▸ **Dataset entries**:
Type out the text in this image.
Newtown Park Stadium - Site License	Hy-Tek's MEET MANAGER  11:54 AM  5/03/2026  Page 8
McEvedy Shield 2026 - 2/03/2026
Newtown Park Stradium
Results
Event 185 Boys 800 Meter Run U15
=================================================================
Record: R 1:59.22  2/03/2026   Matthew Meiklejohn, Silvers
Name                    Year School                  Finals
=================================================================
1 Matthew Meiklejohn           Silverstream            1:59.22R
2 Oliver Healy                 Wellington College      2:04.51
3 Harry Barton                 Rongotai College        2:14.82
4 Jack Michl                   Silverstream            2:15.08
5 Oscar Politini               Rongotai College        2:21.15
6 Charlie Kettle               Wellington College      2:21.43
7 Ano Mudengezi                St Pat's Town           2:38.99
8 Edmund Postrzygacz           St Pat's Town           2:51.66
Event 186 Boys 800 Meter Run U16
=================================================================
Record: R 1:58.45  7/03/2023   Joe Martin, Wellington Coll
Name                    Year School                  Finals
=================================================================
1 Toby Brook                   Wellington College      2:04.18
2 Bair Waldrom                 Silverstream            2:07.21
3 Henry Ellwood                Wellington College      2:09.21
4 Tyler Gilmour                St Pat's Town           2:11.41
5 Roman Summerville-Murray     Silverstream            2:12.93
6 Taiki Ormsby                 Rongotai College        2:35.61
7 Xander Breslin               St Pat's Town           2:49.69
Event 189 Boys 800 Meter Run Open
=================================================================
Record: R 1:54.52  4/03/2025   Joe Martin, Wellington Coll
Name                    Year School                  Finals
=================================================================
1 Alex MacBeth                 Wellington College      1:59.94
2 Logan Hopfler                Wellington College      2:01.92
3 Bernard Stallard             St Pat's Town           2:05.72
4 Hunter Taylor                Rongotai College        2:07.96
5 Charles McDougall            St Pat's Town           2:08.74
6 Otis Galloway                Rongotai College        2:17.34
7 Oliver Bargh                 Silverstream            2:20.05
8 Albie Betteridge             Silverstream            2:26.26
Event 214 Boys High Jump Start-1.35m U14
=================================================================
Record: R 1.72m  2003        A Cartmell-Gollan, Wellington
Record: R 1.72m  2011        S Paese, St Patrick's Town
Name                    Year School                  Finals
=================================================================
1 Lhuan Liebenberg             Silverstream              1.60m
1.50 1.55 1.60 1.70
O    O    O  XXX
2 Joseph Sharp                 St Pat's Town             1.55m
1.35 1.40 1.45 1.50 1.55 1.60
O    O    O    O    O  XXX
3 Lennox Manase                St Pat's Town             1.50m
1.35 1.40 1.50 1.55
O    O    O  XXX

...

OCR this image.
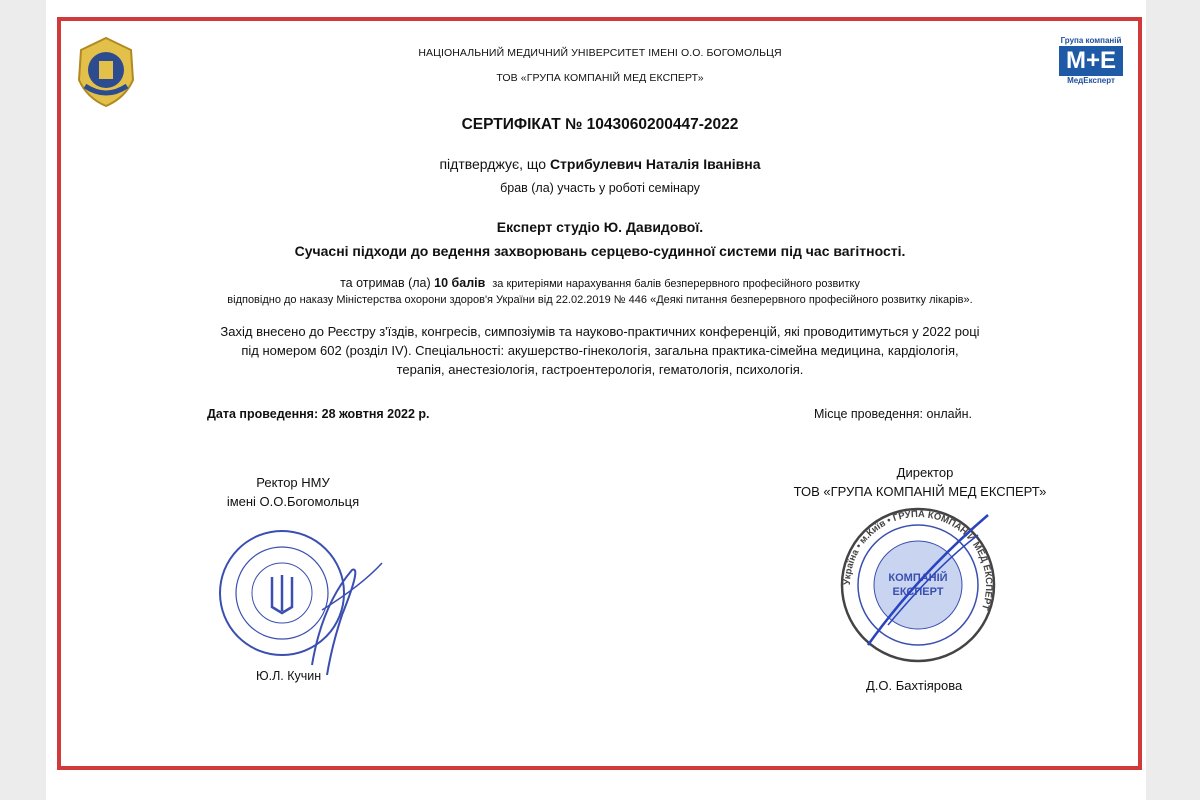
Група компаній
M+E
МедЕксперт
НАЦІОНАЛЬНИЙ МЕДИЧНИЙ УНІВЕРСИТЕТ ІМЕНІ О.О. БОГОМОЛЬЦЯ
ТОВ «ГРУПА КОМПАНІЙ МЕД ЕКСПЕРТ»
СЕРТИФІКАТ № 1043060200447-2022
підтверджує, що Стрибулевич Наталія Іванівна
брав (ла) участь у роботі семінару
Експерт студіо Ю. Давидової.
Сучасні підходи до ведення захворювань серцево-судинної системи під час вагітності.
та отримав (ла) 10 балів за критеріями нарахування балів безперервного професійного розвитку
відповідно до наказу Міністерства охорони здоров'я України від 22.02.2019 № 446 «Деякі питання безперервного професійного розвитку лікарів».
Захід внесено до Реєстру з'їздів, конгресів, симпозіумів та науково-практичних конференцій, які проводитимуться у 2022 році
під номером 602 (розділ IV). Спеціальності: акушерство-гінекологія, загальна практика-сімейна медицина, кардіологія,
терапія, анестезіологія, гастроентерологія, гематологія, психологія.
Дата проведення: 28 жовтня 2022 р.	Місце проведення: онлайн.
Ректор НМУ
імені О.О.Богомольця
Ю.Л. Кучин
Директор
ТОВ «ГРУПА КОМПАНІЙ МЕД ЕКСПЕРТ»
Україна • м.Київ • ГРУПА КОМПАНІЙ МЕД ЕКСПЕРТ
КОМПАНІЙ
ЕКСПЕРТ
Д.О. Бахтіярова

▸ **Goal**:
Copy out all lines from the material above that contain the string "професійного".

▸ **Task answer**:
та отримав (ла) 10 балів за критеріями нарахування балів безперервного професійного розвитку
відповідно до наказу Міністерства охорони здоров'я України від 22.02.2019 № 446 «Деякі питання безперервного професійного розвитку лікарів».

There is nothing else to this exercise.